Dataset rows about figures:
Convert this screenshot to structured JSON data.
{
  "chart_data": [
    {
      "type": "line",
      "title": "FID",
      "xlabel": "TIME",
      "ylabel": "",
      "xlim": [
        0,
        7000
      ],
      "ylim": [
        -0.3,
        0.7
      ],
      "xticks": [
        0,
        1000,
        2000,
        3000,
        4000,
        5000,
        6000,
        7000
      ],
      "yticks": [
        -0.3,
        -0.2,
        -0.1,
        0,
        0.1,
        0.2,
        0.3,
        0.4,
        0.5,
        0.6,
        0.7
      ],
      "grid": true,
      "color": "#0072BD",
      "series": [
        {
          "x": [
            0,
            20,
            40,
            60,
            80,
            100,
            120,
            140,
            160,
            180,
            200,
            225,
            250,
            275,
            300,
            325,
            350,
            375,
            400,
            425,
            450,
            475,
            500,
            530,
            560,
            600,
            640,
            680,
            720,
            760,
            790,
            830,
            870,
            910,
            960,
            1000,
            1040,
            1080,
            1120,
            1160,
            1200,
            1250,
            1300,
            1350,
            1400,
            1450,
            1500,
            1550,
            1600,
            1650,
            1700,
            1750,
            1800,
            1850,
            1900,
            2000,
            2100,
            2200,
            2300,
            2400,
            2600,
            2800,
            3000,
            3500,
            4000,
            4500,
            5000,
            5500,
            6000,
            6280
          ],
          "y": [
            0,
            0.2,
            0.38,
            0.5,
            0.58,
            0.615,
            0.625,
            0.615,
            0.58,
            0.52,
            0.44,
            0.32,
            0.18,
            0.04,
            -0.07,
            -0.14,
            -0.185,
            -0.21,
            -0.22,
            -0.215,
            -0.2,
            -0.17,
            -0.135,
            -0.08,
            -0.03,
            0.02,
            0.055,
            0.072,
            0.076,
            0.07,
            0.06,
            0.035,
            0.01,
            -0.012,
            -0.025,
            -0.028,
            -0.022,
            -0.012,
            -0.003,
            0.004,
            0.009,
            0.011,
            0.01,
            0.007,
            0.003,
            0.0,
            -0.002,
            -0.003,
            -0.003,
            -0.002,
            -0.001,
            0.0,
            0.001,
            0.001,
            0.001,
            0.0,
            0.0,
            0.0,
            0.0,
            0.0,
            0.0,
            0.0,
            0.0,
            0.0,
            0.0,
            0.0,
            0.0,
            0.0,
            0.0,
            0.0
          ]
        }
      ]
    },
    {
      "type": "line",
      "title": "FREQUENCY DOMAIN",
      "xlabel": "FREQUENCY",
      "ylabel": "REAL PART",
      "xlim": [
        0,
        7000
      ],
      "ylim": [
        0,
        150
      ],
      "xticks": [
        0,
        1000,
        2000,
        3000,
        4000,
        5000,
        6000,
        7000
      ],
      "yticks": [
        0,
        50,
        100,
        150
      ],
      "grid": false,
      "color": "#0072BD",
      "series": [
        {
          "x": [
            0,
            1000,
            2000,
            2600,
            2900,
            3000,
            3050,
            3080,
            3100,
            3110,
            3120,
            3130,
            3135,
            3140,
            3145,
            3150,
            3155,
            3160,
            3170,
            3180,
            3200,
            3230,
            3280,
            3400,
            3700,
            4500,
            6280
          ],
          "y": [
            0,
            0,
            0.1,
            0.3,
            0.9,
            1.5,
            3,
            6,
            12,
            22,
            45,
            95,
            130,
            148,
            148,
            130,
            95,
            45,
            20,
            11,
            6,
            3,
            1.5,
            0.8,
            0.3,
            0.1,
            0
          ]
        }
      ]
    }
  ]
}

• **The problem**
Transcribe every record above exactly as it appears.

• **Final answer**
Convert this screenshot to structured JSON data.
{
  "chart_data": [
    {
      "type": "line",
      "title": "FID",
      "xlabel": "TIME",
      "ylabel": "",
      "xlim": [
        0,
        7000
      ],
      "ylim": [
        -0.3,
        0.7
      ],
      "xticks": [
        0,
        1000,
        2000,
        3000,
        4000,
        5000,
        6000,
        7000
      ],
      "yticks": [
        -0.3,
        -0.2,
        -0.1,
        0,
        0.1,
        0.2,
        0.3,
        0.4,
        0.5,
        0.6,
        0.7
      ],
      "grid": true,
      "color": "#0072BD",
      "series": [
        {
          "x": [
            0,
            20,
            40,
            60,
            80,
            100,
            120,
            140,
            160,
            180,
            200,
            225,
            250,
            275,
            300,
            325,
            350,
            375,
            400,
            425,
            450,
            475,
            500,
            530,
            560,
            600,
            640,
            680,
            720,
            760,
            790,
            830,
            870,
            910,
            960,
            1000,
            1040,
            1080,
            1120,
            1160,
            1200,
            1250,
            1300,
            1350,
            1400,
            1450,
            1500,
            1550,
            1600,
            1650,
            1700,
            1750,
            1800,
            1850,
            1900,
            2000,
            2100,
            2200,
            2300,
            2400,
            2600,
            2800,
            3000,
            3500,
            4000,
            4500,
            5000,
            5500,
            6000,
            6280
          ],
          "y": [
            0,
            0.2,
            0.38,
            0.5,
            0.58,
            0.615,
            0.625,
            0.615,
            0.58,
            0.52,
            0.44,
            0.32,
            0.18,
            0.04,
            -0.07,
            -0.14,
            -0.185,
            -0.21,
            -0.22,
            -0.215,
            -0.2,
            -0.17,
            -0.135,
            -0.08,
            -0.03,
            0.02,
            0.055,
            0.072,
            0.076,
            0.07,
            0.06,
            0.035,
            0.01,
            -0.012,
            -0.025,
            -0.028,
            -0.022,
            -0.012,
            -0.003,
            0.004,
            0.009,
            0.011,
            0.01,
            0.007,
            0.003,
            0.0,
            -0.002,
            -0.003,
            -0.003,
            -0.002,
            -0.001,
            0.0,
            0.001,
            0.001,
            0.001,
            0.0,
            0.0,
            0.0,
            0.0,
            0.0,
            0.0,
            0.0,
            0.0,
            0.0,
            0.0,
            0.0,
            0.0,
            0.0,
            0.0,
            0.0
          ]
        }
      ]
    },
    {
      "type": "line",
      "title": "FREQUENCY DOMAIN",
      "xlabel": "FREQUENCY",
      "ylabel": "REAL PART",
      "xlim": [
        0,
        7000
      ],
      "ylim": [
        0,
        150
      ],
      "xticks": [
        0,
        1000,
        2000,
        3000,
        4000,
        5000,
        6000,
        7000
      ],
      "yticks": [
        0,
        50,
        100,
        150
      ],
      "grid": false,
      "color": "#0072BD",
      "series": [
        {
          "x": [
            0,
            1000,
            2000,
            2600,
            2900,
            3000,
            3050,
            3080,
            3100,
            3110,
            3120,
            3130,
            3135,
            3140,
            3145,
            3150,
            3155,
            3160,
            3170,
            3180,
            3200,
            3230,
            3280,
            3400,
            3700,
            4500,
            6280
          ],
          "y": [
            0,
            0,
            0.1,
            0.3,
            0.9,
            1.5,
            3,
            6,
            12,
            22,
            45,
            95,
            130,
            148,
            148,
            130,
            95,
            45,
            20,
            11,
            6,
            3,
            1.5,
            0.8,
            0.3,
            0.1,
            0
          ]
        }
      ]
    }
  ]
}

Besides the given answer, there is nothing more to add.